**Task objective**
Quote the entries that follow exactly, leaving none out.

**Records for the exercise**
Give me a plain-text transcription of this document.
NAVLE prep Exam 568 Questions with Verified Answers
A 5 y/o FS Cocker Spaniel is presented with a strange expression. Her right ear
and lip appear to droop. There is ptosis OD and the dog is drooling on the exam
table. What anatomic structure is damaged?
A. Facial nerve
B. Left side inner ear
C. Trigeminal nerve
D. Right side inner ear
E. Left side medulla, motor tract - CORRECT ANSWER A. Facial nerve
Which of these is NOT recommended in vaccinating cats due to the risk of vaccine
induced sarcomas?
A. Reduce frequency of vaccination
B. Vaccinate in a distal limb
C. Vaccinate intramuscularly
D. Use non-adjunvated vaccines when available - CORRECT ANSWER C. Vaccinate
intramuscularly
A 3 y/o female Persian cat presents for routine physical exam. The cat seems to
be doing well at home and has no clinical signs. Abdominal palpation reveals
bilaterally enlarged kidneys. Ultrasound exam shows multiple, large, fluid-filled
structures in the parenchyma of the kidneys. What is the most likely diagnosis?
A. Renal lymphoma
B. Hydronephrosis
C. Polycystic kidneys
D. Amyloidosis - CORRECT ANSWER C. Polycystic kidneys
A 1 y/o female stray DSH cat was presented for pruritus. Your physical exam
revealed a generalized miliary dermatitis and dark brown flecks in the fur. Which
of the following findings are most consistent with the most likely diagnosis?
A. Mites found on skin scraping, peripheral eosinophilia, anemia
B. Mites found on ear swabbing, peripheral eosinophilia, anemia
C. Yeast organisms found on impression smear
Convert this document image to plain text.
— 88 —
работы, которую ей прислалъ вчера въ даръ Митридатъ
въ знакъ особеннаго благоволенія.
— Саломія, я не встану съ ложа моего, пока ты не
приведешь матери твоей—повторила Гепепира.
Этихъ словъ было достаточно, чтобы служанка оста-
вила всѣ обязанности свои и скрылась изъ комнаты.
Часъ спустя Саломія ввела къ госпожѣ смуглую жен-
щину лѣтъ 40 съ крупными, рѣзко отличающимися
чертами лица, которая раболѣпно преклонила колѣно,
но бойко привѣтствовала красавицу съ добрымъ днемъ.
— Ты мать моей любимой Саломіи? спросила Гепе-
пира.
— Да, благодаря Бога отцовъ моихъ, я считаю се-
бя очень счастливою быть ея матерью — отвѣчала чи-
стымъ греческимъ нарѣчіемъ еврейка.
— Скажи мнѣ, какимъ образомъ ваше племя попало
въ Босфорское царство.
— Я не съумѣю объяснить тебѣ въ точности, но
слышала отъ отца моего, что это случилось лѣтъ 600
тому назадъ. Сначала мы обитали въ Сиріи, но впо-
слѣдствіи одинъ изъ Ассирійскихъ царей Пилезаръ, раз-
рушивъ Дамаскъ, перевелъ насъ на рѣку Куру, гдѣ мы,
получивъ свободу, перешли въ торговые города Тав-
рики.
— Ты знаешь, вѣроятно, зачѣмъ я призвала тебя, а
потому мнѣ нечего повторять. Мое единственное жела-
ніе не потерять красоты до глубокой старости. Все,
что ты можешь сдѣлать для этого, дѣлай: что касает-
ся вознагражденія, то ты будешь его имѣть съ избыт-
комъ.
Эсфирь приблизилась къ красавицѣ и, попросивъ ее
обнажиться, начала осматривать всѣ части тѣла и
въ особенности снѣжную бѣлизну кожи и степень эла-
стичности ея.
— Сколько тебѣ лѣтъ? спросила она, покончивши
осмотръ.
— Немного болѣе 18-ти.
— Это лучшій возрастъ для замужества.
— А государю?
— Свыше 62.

**Exercise response**
Give me a plain-text transcription of this document.
NAVLE prep Exam 568 Questions with Verified Answers
A 5 y/o FS Cocker Spaniel is presented with a strange expression. Her right ear
and lip appear to droop. There is ptosis OD and the dog is drooling on the exam
table. What anatomic structure is damaged?
A. Facial nerve
B. Left side inner ear
C. Trigeminal nerve
D. Right side inner ear
E. Left side medulla, motor tract - CORRECT ANSWER A. Facial nerve
Which of these is NOT recommended in vaccinating cats due to the risk of vaccine
induced sarcomas?
A. Reduce frequency of vaccination
B. Vaccinate in a distal limb
C. Vaccinate intramuscularly
D. Use non-adjunvated vaccines when available - CORRECT ANSWER C. Vaccinate
intramuscularly
A 3 y/o female Persian cat presents for routine physical exam. The cat seems to
be doing well at home and has no clinical signs. Abdominal palpation reveals
bilaterally enlarged kidneys. Ultrasound exam shows multiple, large, fluid-filled
structures in the parenchyma of the kidneys. What is the most likely diagnosis?
A. Renal lymphoma
B. Hydronephrosis
C. Polycystic kidneys
D. Amyloidosis - CORRECT ANSWER C. Polycystic kidneys
A 1 y/o female stray DSH cat was presented for pruritus. Your physical exam
revealed a generalized miliary dermatitis and dark brown flecks in the fur. Which
of the following findings are most consistent with the most likely diagnosis?
A. Mites found on skin scraping, peripheral eosinophilia, anemia
B. Mites found on ear swabbing, peripheral eosinophilia, anemia
C. Yeast organisms found on impression smear
Convert this document image to plain text.
— 88 —
работы, которую ей прислалъ вчера въ даръ Митридатъ
въ знакъ особеннаго благоволенія.
— Саломія, я не встану съ ложа моего, пока ты не
приведешь матери твоей—повторила Гепепира.
Этихъ словъ было достаточно, чтобы служанка оста-
вила всѣ обязанности свои и скрылась изъ комнаты.
Часъ спустя Саломія ввела къ госпожѣ смуглую жен-
щину лѣтъ 40 съ крупными, рѣзко отличающимися
чертами лица, которая раболѣпно преклонила колѣно,
но бойко привѣтствовала красавицу съ добрымъ днемъ.
— Ты мать моей любимой Саломіи? спросила Гепе-
пира.
— Да, благодаря Бога отцовъ моихъ, я считаю се-
бя очень счастливою быть ея матерью — отвѣчала чи-
стымъ греческимъ нарѣчіемъ еврейка.
— Скажи мнѣ, какимъ образомъ ваше племя попало
въ Босфорское царство.
— Я не съумѣю объяснить тебѣ въ точности, но
слышала отъ отца моего, что это случилось лѣтъ 600
тому назадъ. Сначала мы обитали въ Сиріи, но впо-
слѣдствіи одинъ изъ Ассирійскихъ царей Пилезаръ, раз-
рушивъ Дамаскъ, перевелъ насъ на рѣку Куру, гдѣ мы,
получивъ свободу, перешли въ торговые города Тав-
рики.
— Ты знаешь, вѣроятно, зачѣмъ я призвала тебя, а
потому мнѣ нечего повторять. Мое единственное жела-
ніе не потерять красоты до глубокой старости. Все,
что ты можешь сдѣлать для этого, дѣлай: что касает-
ся вознагражденія, то ты будешь его имѣть съ избыт-
комъ.
Эсфирь приблизилась къ красавицѣ и, попросивъ ее
обнажиться, начала осматривать всѣ части тѣла и
въ особенности снѣжную бѣлизну кожи и степень эла-
стичности ея.
— Сколько тебѣ лѣтъ? спросила она, покончивши
осмотръ.
— Немного болѣе 18-ти.
— Это лучшій возрастъ для замужества.
— А государю?
— Свыше 62.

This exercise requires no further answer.